GOALS >>
#1 Reproduce the passage from the essay on the Christchurch mosque massacre, starting at "On further reflection, however, it" and ending at "different extents.".
#2 Continue the essay on the Christchurch mosque massacre from its final sentence.

PAGE TEXT >>

══════════

By Biko Agozino
The massacre in a Christchurch Mosque raises doubt about the
applicability of the theory by Martin Luther King Jr. that injustice
anywhere is a threat to justice everywhere. White supremacists have been
reported celebrating the shooter as a hero while the shooter hailed Donald
Trump as a hero of white nationalism. Perhaps, white supremacist terrorism is
an exception to the universalistic Ubuntu thesis of Desmond
Tutu which states that I am because we are. Chinua Achebe
also saw postcolonial genocide as a contradiction of African traditional preference
for tolerance of difference.
On further reflection, however, it is clear that
racist-imperialist-patriarchal violence has repercussions that are felt by all
across the world, though not in equal proportions. The white supremacist
terrorist travelled from Australia to go and commit the massacre in New Zealand
and so it may be a good idea to look at conditions in Australia that may have produced
that level of hatred and intolerance and how the repercussions are felt by all to
different extents.

══════════

DATASET CONTENT >>
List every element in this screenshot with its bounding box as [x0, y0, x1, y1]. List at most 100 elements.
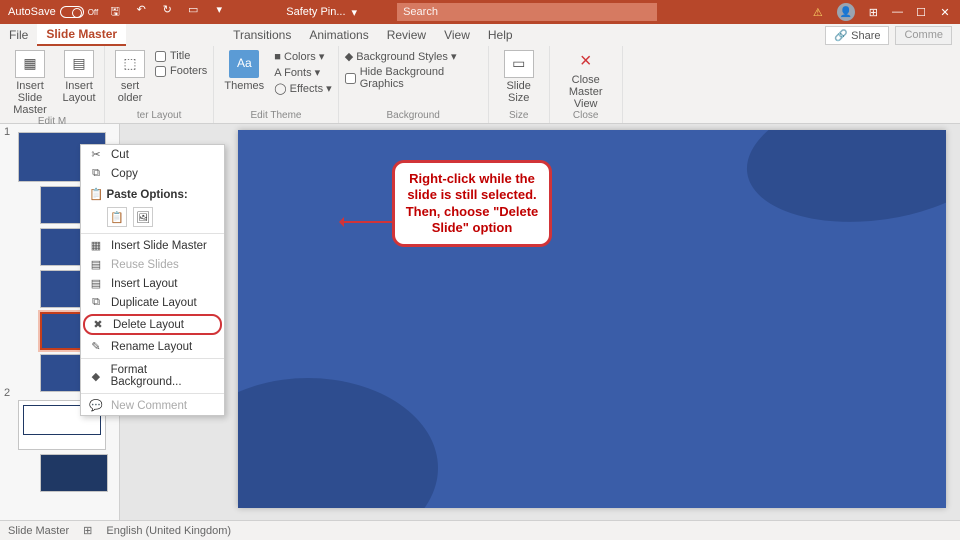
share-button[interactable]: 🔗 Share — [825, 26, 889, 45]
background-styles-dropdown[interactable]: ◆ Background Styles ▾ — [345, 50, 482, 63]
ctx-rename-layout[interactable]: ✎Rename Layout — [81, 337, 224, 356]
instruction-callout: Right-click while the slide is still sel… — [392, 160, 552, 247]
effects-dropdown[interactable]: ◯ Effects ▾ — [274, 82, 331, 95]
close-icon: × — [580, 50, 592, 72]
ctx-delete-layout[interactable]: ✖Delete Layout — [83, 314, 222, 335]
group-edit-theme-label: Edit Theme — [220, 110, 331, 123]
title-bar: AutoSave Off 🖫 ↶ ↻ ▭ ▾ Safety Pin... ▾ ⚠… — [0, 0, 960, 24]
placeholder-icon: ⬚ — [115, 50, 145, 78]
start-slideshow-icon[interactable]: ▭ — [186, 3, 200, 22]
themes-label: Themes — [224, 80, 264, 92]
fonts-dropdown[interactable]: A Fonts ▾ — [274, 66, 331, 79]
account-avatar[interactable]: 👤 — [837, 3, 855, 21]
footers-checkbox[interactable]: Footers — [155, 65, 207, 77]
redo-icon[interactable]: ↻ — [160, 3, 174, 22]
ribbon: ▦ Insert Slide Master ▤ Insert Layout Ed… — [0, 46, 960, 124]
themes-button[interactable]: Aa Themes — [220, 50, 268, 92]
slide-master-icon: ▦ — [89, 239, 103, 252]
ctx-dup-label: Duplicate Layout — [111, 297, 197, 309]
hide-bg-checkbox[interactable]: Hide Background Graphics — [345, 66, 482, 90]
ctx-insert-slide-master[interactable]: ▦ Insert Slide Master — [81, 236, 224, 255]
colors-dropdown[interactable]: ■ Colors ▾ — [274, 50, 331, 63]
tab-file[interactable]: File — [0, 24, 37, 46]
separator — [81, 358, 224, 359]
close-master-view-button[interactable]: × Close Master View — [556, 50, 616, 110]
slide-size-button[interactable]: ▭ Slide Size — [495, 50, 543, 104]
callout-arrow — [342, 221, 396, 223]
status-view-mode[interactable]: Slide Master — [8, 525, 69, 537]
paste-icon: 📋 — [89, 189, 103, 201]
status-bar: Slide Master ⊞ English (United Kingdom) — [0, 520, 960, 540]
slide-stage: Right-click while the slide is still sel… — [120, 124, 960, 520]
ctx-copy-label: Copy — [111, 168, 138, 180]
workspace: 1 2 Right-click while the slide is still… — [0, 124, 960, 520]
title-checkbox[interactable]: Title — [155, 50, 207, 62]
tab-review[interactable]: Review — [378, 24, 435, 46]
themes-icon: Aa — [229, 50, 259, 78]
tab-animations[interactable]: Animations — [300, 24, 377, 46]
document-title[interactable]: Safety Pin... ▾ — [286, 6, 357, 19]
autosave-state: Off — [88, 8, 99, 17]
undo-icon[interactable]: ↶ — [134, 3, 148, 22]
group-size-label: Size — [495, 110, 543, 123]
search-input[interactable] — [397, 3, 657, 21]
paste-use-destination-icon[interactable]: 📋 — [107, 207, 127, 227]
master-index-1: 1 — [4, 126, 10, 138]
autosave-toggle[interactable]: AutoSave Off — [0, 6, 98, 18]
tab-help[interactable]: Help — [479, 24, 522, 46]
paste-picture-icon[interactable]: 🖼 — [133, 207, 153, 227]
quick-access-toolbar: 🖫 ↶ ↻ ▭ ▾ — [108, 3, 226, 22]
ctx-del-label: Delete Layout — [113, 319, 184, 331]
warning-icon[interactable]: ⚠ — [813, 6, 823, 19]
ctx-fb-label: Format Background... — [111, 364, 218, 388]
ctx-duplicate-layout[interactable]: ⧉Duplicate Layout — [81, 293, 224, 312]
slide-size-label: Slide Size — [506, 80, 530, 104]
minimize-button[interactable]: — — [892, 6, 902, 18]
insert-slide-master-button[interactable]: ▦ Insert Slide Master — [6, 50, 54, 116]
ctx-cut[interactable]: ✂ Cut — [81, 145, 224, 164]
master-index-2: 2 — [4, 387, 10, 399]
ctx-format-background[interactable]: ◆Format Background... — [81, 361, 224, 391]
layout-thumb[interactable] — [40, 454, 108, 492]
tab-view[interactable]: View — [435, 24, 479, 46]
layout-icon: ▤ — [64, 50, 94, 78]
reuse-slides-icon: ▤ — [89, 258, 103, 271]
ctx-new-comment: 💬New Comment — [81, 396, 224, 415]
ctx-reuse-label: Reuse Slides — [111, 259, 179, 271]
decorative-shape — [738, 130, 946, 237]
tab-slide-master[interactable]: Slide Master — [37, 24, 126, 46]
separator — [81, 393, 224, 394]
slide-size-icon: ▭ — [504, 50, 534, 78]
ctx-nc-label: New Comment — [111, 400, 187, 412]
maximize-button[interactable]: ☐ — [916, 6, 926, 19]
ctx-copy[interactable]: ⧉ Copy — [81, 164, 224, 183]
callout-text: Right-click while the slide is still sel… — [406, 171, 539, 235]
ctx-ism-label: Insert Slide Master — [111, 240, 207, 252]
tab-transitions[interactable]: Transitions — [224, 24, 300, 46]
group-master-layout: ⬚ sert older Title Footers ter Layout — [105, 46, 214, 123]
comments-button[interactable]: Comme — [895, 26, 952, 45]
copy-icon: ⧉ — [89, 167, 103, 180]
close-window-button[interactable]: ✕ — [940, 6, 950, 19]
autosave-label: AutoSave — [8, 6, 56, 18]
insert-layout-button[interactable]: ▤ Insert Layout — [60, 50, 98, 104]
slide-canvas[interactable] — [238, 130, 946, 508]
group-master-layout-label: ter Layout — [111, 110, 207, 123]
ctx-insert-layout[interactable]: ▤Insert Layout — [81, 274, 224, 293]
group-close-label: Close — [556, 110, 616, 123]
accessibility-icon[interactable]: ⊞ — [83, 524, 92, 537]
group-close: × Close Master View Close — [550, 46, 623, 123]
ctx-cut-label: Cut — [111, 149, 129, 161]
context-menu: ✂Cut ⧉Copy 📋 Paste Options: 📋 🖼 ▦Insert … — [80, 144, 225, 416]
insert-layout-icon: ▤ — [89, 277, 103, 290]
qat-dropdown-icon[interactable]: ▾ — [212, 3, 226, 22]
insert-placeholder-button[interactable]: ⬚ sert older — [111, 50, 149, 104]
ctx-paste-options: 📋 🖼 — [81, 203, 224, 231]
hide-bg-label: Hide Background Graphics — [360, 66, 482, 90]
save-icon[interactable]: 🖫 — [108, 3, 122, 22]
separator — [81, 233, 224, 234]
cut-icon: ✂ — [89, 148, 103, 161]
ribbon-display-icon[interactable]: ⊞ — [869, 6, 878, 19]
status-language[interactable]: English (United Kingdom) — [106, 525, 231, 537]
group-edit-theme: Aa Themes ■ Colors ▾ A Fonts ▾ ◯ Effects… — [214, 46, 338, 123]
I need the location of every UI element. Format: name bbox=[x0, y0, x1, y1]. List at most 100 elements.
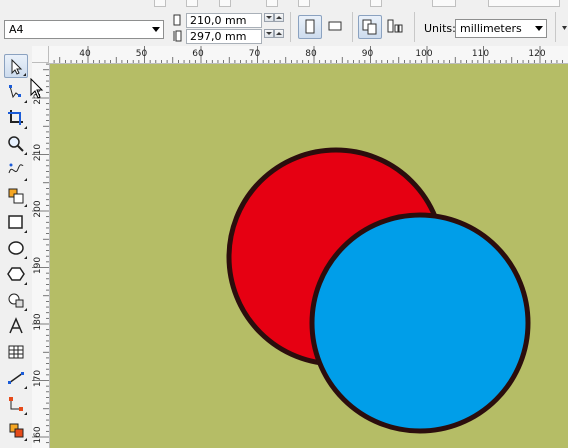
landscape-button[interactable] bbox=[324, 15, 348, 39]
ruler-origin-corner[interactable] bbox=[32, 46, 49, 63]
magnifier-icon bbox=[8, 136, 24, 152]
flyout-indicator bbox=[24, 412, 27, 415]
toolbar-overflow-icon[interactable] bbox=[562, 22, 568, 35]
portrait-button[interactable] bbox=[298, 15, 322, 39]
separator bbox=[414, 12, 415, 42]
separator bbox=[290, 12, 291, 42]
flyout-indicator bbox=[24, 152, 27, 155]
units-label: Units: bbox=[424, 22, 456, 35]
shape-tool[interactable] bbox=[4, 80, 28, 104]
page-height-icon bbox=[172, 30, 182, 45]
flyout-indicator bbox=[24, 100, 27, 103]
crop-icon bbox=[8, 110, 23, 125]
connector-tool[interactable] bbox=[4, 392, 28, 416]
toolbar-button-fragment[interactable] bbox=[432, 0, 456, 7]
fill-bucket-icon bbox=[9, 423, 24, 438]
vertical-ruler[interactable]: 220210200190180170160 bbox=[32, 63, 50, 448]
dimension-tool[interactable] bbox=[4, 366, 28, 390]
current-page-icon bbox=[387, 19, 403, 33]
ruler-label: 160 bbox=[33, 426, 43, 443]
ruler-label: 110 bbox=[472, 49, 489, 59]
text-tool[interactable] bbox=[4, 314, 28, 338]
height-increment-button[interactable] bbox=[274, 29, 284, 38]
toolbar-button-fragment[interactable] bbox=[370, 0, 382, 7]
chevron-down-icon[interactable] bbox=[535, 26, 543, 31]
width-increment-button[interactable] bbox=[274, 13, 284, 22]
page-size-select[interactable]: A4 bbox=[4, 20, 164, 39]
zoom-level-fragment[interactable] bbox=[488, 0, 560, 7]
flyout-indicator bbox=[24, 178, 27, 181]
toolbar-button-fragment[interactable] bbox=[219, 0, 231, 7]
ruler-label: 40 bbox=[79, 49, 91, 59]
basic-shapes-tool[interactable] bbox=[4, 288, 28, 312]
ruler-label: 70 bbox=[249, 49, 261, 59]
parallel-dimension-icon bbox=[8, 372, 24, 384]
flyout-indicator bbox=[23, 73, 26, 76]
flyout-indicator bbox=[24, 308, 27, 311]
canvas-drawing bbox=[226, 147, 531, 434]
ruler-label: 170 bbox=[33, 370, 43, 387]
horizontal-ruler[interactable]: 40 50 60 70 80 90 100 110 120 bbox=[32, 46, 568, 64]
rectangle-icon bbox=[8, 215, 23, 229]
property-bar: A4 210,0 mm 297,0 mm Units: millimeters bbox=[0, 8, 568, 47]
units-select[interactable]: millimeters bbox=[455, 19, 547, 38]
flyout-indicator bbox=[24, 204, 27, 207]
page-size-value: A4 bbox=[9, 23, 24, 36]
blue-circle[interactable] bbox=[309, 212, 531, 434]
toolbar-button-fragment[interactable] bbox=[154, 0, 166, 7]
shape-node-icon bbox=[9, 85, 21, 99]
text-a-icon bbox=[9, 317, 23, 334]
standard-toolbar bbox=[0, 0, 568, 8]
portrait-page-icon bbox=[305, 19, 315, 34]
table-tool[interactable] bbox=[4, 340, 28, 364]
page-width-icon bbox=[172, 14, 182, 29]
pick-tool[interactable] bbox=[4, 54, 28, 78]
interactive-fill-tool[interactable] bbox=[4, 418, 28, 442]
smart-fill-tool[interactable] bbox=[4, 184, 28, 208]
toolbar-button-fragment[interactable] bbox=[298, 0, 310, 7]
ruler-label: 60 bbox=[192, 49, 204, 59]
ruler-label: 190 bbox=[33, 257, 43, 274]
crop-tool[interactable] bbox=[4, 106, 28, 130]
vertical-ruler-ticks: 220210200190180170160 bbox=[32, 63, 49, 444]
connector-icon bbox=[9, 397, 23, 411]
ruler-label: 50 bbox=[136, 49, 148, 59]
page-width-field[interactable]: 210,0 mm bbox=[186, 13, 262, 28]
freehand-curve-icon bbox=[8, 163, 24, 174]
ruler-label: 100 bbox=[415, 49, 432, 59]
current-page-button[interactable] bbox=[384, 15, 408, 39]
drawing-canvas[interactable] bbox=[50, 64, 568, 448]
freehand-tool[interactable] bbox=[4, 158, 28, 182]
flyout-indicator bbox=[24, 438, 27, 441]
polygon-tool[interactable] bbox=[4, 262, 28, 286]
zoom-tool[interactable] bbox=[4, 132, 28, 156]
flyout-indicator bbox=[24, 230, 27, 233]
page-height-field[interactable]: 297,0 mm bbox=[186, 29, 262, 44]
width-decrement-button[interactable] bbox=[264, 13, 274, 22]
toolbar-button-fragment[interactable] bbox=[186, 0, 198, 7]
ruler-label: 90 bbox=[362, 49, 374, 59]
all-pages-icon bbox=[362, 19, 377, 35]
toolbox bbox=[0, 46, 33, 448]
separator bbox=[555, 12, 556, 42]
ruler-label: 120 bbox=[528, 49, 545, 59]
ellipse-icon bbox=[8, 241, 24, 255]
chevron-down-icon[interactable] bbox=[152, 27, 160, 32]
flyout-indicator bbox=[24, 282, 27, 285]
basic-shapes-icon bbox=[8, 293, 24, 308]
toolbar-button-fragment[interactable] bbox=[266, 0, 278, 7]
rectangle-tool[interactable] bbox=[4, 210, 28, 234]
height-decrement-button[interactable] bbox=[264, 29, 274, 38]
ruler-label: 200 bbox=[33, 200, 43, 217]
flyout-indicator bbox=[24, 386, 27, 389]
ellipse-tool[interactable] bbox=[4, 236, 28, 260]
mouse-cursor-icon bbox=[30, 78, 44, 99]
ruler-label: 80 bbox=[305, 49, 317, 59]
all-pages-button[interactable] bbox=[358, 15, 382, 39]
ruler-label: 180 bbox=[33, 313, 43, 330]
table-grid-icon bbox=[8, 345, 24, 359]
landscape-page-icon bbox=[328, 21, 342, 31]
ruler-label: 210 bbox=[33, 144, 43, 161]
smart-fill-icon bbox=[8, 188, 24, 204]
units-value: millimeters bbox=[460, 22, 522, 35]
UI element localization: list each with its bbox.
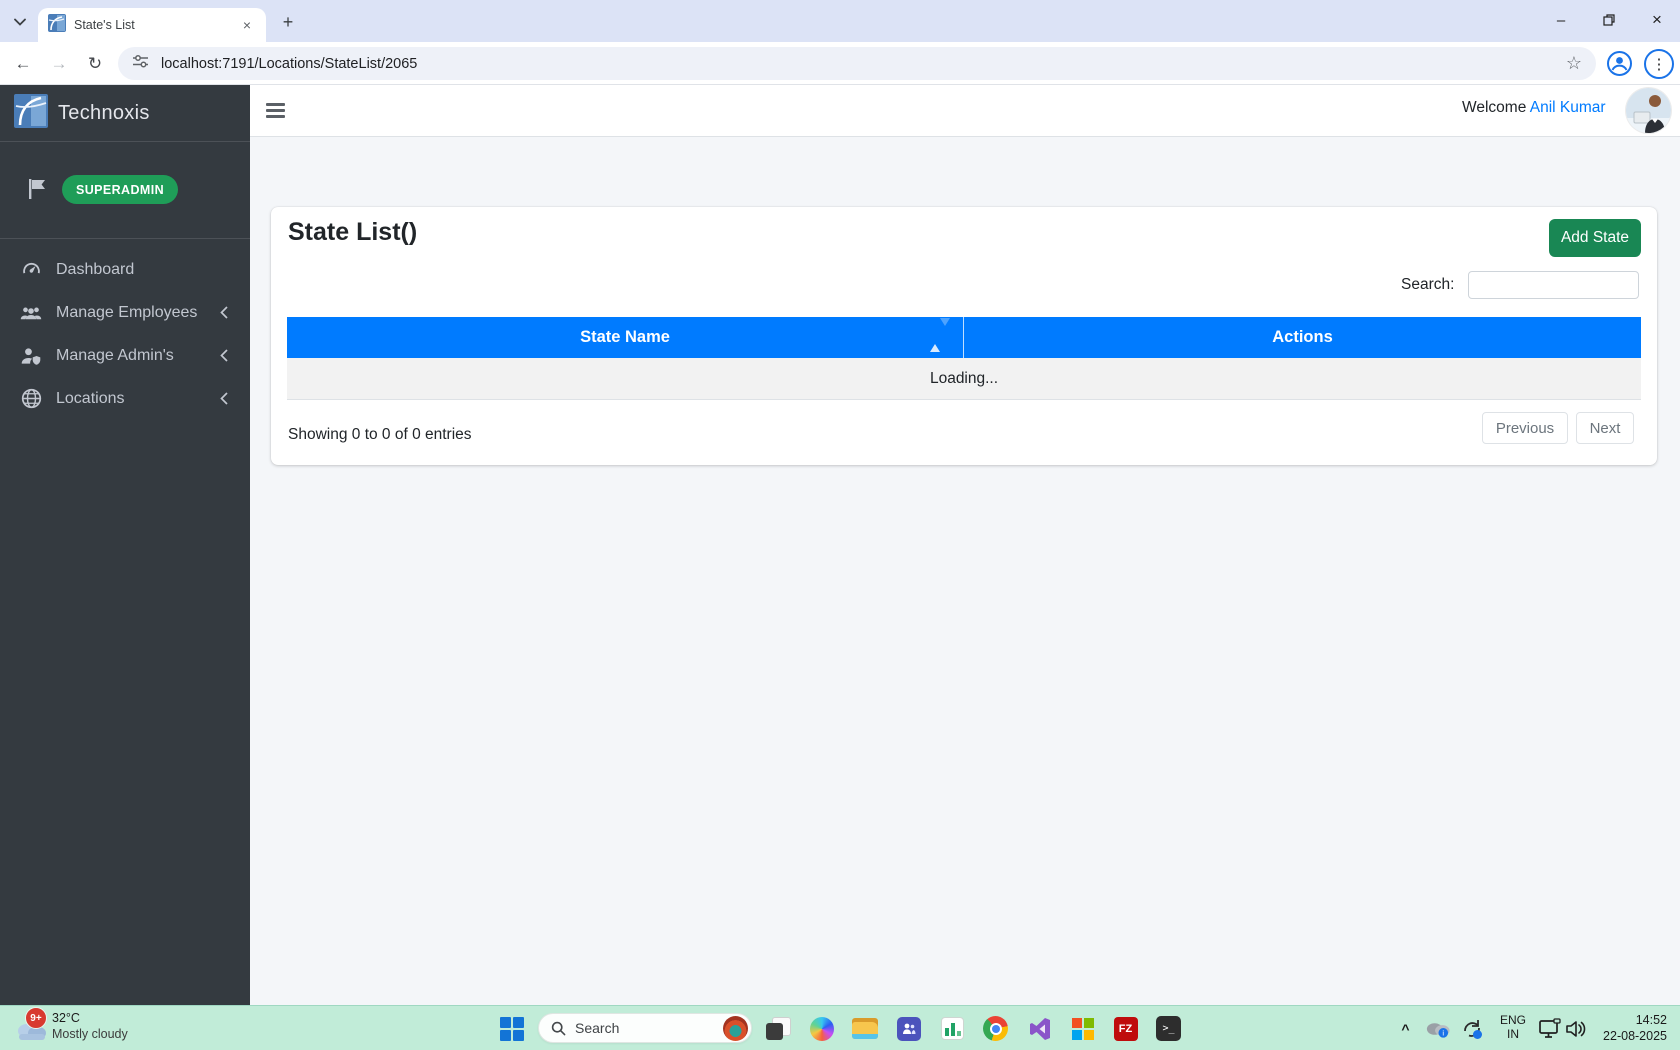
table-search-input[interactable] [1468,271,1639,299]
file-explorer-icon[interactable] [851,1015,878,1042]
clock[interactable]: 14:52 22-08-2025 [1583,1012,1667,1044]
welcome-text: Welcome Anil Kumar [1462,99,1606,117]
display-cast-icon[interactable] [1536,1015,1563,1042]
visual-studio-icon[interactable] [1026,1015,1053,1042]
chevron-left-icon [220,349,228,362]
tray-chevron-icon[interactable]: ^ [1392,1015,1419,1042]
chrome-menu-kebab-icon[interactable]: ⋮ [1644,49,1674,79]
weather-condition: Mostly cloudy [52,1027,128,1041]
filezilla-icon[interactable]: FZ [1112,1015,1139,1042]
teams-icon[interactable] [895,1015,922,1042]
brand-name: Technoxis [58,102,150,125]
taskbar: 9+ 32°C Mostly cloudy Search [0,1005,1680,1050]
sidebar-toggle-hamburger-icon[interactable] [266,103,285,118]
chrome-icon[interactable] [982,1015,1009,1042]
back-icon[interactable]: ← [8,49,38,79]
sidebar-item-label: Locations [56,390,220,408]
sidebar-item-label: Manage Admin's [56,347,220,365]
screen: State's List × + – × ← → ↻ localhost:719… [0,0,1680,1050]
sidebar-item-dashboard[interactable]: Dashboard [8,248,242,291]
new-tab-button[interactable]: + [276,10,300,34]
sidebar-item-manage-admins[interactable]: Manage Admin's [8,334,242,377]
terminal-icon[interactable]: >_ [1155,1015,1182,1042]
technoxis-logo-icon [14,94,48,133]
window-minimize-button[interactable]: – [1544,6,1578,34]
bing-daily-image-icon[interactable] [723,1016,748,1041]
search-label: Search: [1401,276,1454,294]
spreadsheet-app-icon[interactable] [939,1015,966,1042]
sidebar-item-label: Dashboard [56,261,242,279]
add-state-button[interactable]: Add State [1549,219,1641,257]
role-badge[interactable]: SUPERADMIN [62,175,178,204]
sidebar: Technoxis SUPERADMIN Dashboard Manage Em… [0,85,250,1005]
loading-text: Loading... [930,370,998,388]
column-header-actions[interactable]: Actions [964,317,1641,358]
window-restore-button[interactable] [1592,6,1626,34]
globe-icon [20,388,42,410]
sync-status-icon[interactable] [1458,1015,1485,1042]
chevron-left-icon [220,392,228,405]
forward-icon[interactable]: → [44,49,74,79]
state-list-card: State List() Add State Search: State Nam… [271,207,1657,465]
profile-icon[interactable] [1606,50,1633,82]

══════════

RESPONSES PER TASK >>
#1
On further reflection, however, it is clear that
racist-imperialist-patriarchal violence has repercussions that are felt by all
across the world, though not in equal proportions. The white supremacist
terrorist travelled from Australia to go and commit the massacre in New Zealand
and so it may be a good idea to look at conditions in Australia that may have produced
that level of hatred and intolerance and how the repercussions are felt by all to
different extents.

#2
In June 2018, media reports indicated that Australian troops
in Afghanistan displayed
a Nazi flag on their tank and collected killings as trophies. The terrorist
shooter in Christchurch may be the same age as the Australian troops who
identified with Nazism and could admire them. Officials were reported as saying
that such white supremacist ideologies were not consistent with Australia. But
indigenous peoples in Australia say that they have been at the receiving end of
such genocidal
white supremacist violence institutionalized by the settler colonial state
and supported by individual genocidists for centuries.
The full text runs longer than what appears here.